Select and copy out every line in the records containing "surface".

- _DATASET ROWS_
⟨

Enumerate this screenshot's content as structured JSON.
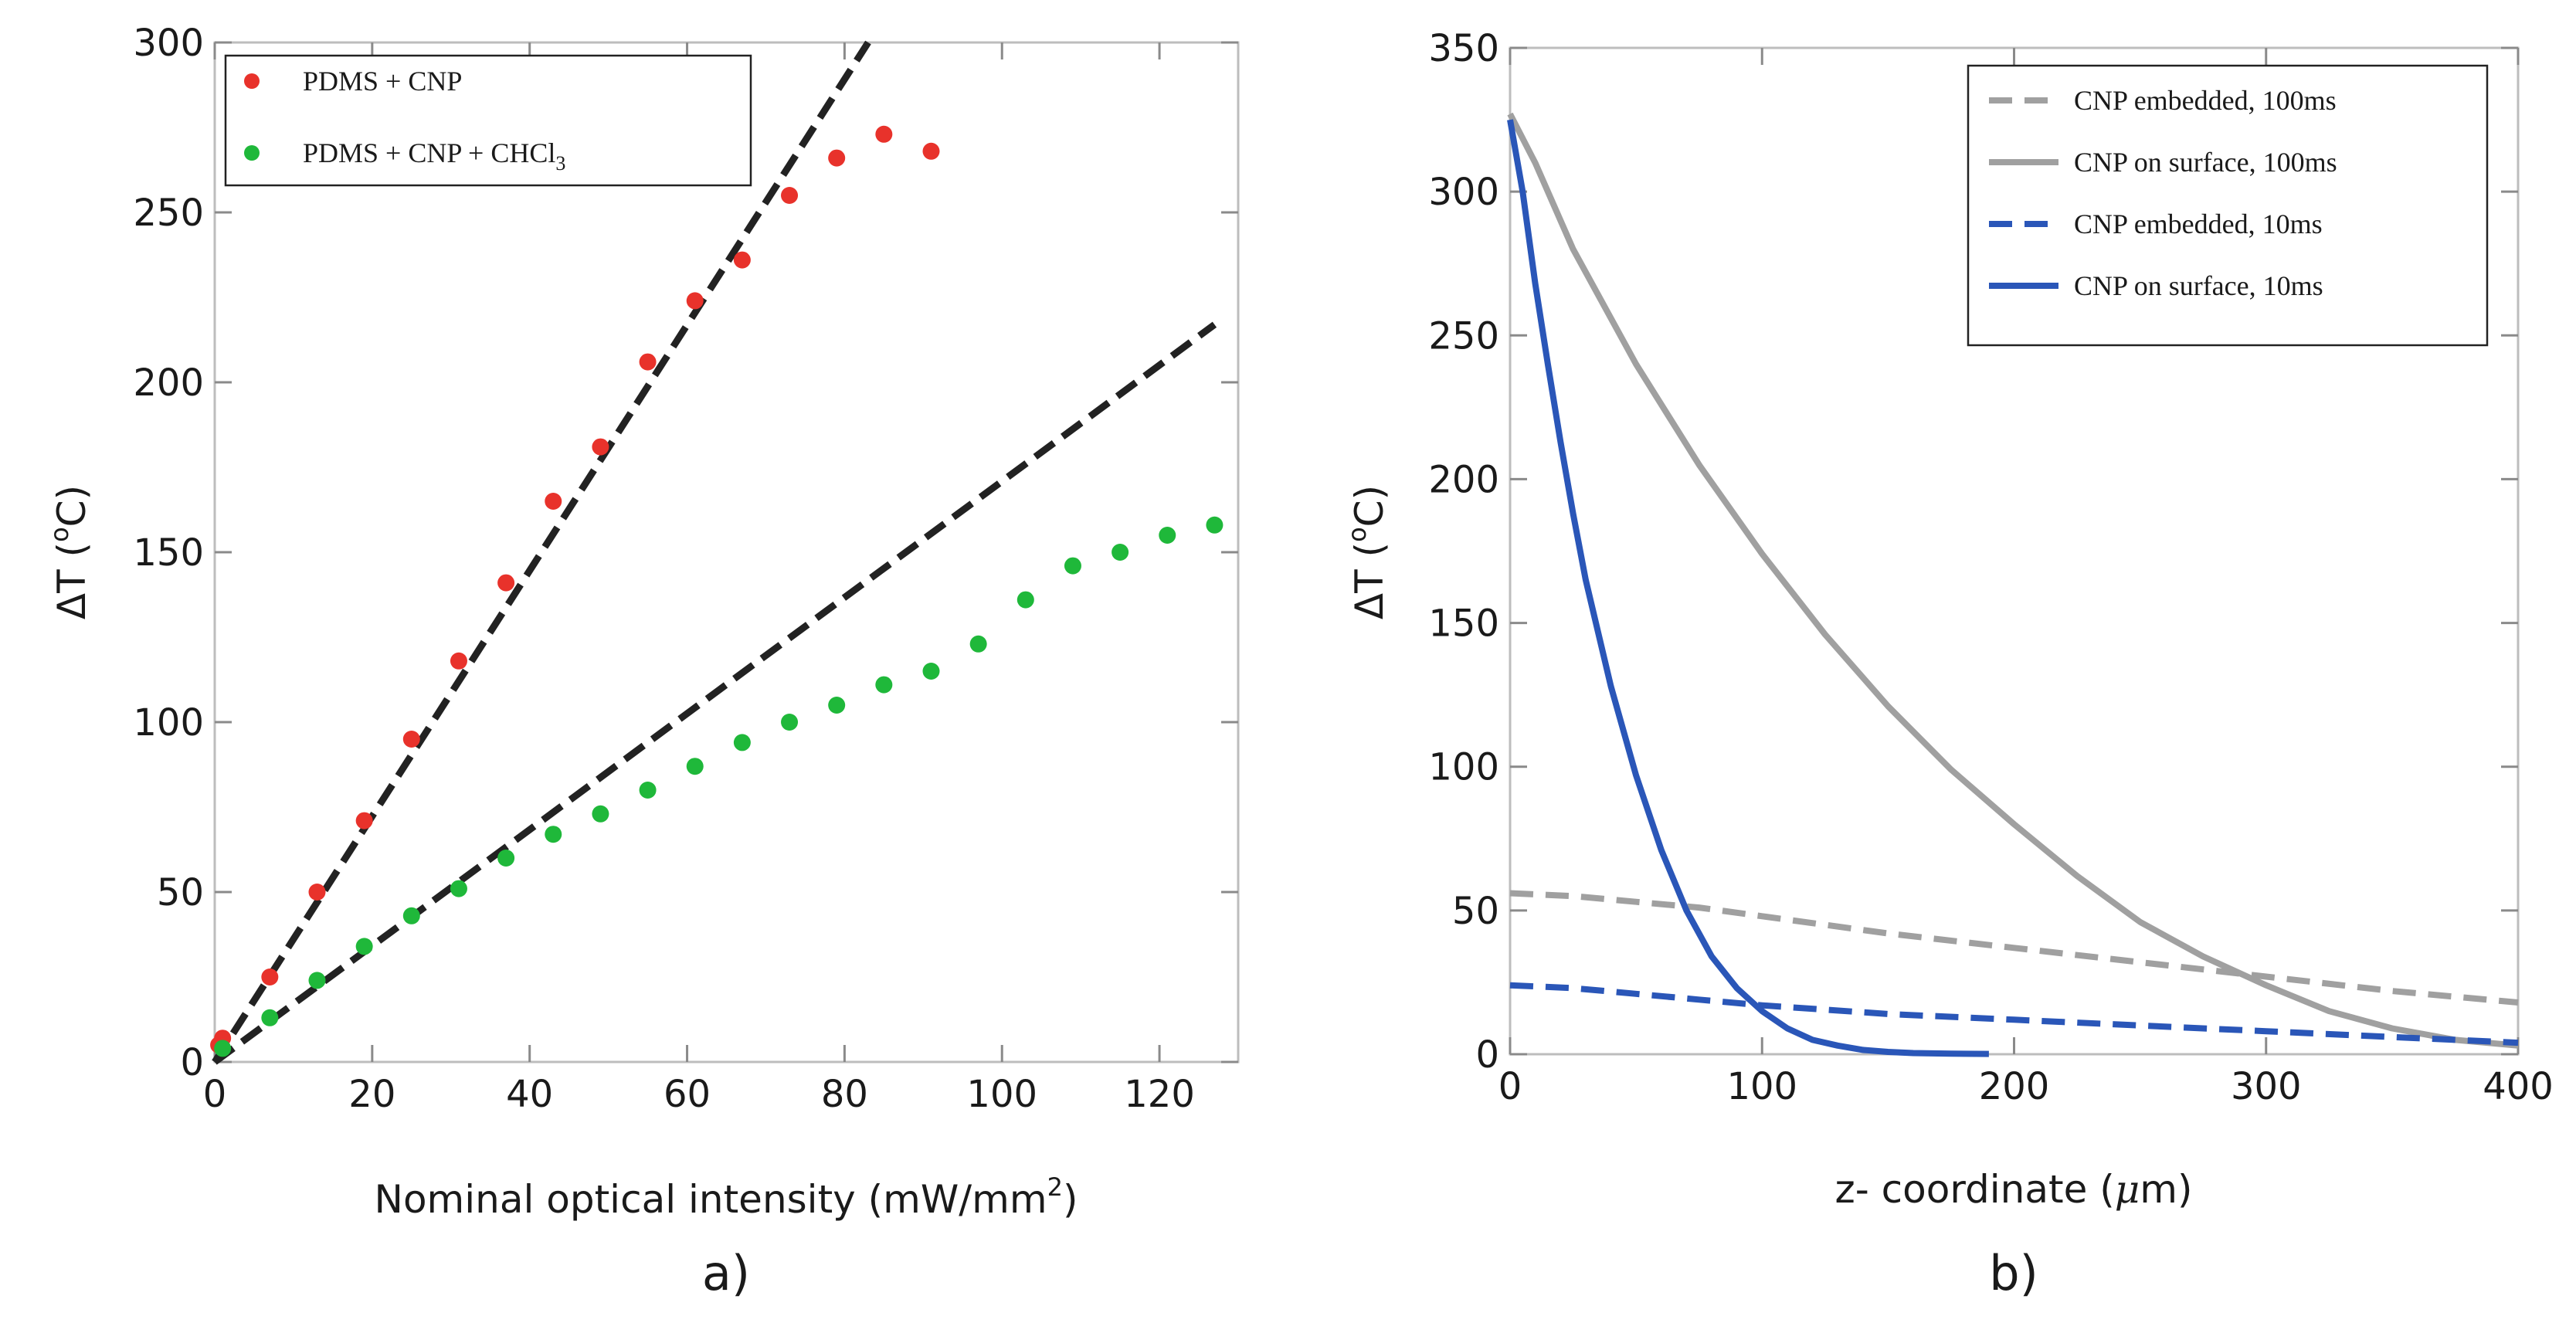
{
  "chart_data": [
    {
      "panel": "a)",
      "type": "scatter",
      "xlabel": "Nominal optical intensity (mW/mm",
      "xlabel_sup": "2",
      "xlabel_end": ")",
      "ylabel": "ΔT (",
      "ylabel_sup": "o",
      "ylabel_end": "C)",
      "xlim": [
        0,
        130
      ],
      "ylim": [
        0,
        300
      ],
      "xticks": [
        0,
        20,
        40,
        60,
        80,
        100,
        120
      ],
      "yticks": [
        0,
        50,
        100,
        150,
        200,
        250,
        300
      ],
      "legend_position": "top-left",
      "series": [
        {
          "name": "PDMS + CNP",
          "color": "#e8322b",
          "marker": "circle",
          "x": [
            0.5,
            1,
            7,
            13,
            19,
            25,
            31,
            37,
            43,
            49,
            55,
            61,
            67,
            73,
            79,
            85,
            91
          ],
          "y": [
            5,
            7,
            25,
            50,
            71,
            95,
            118,
            141,
            165,
            181,
            206,
            224,
            236,
            255,
            266,
            273,
            268
          ]
        },
        {
          "name": "PDMS + CNP + CHCl",
          "name_sub": "3",
          "color": "#1fb83a",
          "marker": "circle",
          "x": [
            1,
            7,
            13,
            19,
            25,
            31,
            37,
            43,
            49,
            55,
            61,
            67,
            73,
            79,
            85,
            91,
            97,
            103,
            109,
            115,
            121,
            127
          ],
          "y": [
            4,
            13,
            24,
            34,
            43,
            51,
            60,
            67,
            73,
            80,
            87,
            94,
            100,
            105,
            111,
            115,
            123,
            136,
            146,
            150,
            155,
            158
          ]
        }
      ],
      "fits": [
        {
          "style": "dashed",
          "color": "#222222",
          "x": [
            0,
            83
          ],
          "y": [
            0,
            300
          ]
        },
        {
          "style": "dashed",
          "color": "#222222",
          "x": [
            0,
            127
          ],
          "y": [
            0,
            217
          ]
        }
      ]
    },
    {
      "panel": "b)",
      "type": "line",
      "xlabel": "z- coordinate (",
      "xlabel_mu": "μ",
      "xlabel_end": "m)",
      "ylabel": "ΔT (",
      "ylabel_sup": "o",
      "ylabel_end": "C)",
      "xlim": [
        0,
        400
      ],
      "ylim": [
        0,
        350
      ],
      "xticks": [
        0,
        100,
        200,
        300,
        400
      ],
      "yticks": [
        0,
        50,
        100,
        150,
        200,
        250,
        300,
        350
      ],
      "legend_position": "top-right",
      "series": [
        {
          "name": "CNP embedded, 100ms",
          "color": "#a0a0a0",
          "style": "dashed",
          "x": [
            0,
            25,
            50,
            75,
            100,
            150,
            200,
            250,
            300,
            350,
            400
          ],
          "y": [
            56,
            55,
            53,
            51,
            48,
            42,
            37,
            32,
            27,
            22,
            18
          ]
        },
        {
          "name": "CNP on surface, 100ms",
          "color": "#a0a0a0",
          "style": "solid",
          "x": [
            0,
            10,
            25,
            50,
            75,
            100,
            125,
            150,
            175,
            200,
            225,
            250,
            275,
            300,
            325,
            350,
            375,
            400
          ],
          "y": [
            327,
            310,
            280,
            240,
            205,
            174,
            146,
            121,
            99,
            80,
            62,
            46,
            34,
            24,
            15,
            9,
            5,
            3
          ]
        },
        {
          "name": "CNP embedded, 10ms",
          "color": "#2a56b8",
          "style": "dashed",
          "x": [
            0,
            25,
            50,
            75,
            100,
            150,
            200,
            250,
            300,
            350,
            400
          ],
          "y": [
            24,
            23,
            21,
            19,
            17,
            14,
            12,
            10,
            8,
            6,
            4
          ]
        },
        {
          "name": "CNP on surface, 10ms",
          "color": "#2a56b8",
          "style": "solid",
          "x": [
            0,
            5,
            10,
            15,
            20,
            25,
            30,
            40,
            50,
            60,
            70,
            80,
            90,
            100,
            110,
            120,
            130,
            140,
            150,
            160,
            175,
            190
          ],
          "y": [
            325,
            300,
            268,
            240,
            213,
            188,
            165,
            128,
            97,
            71,
            50,
            34,
            23,
            15,
            9,
            5,
            3,
            1.5,
            0.8,
            0.4,
            0.2,
            0.1
          ]
        }
      ]
    }
  ]
}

⟩

- _SOLUTION BELOW_
          "name": "CNP on surface, 100ms",
          "name": "CNP on surface, 10ms",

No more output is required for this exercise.